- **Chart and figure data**
-- Begin --

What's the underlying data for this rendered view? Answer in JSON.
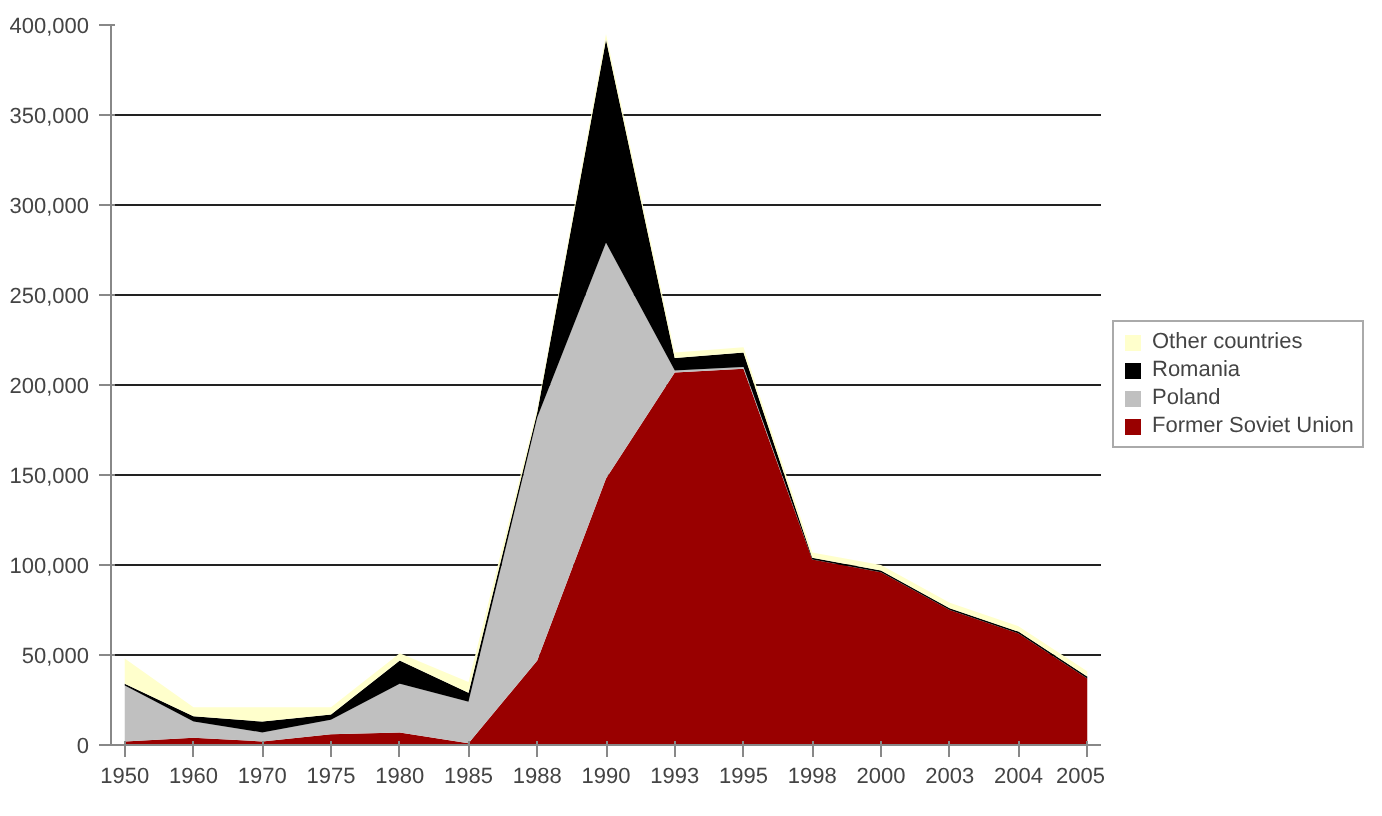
{
  "chart_data": {
    "type": "area",
    "stacked": true,
    "categories": [
      "1950",
      "1960",
      "1970",
      "1975",
      "1980",
      "1985",
      "1988",
      "1990",
      "1993",
      "1995",
      "1998",
      "2000",
      "2003",
      "2004",
      "2005"
    ],
    "series": [
      {
        "name": "Former Soviet Union",
        "color": "#990000",
        "values": [
          2000,
          4000,
          2000,
          6000,
          7000,
          1000,
          47000,
          148000,
          207000,
          209000,
          103000,
          96000,
          75000,
          62000,
          37000
        ]
      },
      {
        "name": "Poland",
        "color": "#c0c0c0",
        "values": [
          31000,
          9000,
          5000,
          8000,
          27000,
          23000,
          135000,
          131000,
          1000,
          1000,
          0,
          0,
          0,
          0,
          0
        ]
      },
      {
        "name": "Romania",
        "color": "#000000",
        "values": [
          1000,
          3000,
          6000,
          3000,
          13000,
          5000,
          3000,
          113000,
          7000,
          8000,
          1000,
          1000,
          1000,
          1000,
          1000
        ]
      },
      {
        "name": "Other countries",
        "color": "#ffffcc",
        "values": [
          14000,
          5000,
          8000,
          4000,
          4000,
          6000,
          2000,
          3000,
          3000,
          3000,
          3000,
          3000,
          3000,
          3000,
          3000
        ]
      }
    ],
    "ylim": [
      0,
      400000
    ],
    "yticks": [
      {
        "value": 0,
        "label": "0"
      },
      {
        "value": 50000,
        "label": "50,000"
      },
      {
        "value": 100000,
        "label": "100,000"
      },
      {
        "value": 150000,
        "label": "150,000"
      },
      {
        "value": 200000,
        "label": "200,000"
      },
      {
        "value": 250000,
        "label": "250,000"
      },
      {
        "value": 300000,
        "label": "300,000"
      },
      {
        "value": 350000,
        "label": "350,000"
      },
      {
        "value": 400000,
        "label": "400,000"
      }
    ],
    "grid": "y",
    "legend": "right"
  }
}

-- End --

- **What to work on**
Find the lines above that contain the word "label" and collect them.

- **Solution**
        "label": "0"
        "label": "50,000"
        "label": "100,000"
        "label": "150,000"
        "label": "200,000"
        "label": "250,000"
        "label": "300,000"
        "label": "350,000"
        "label": "400,000"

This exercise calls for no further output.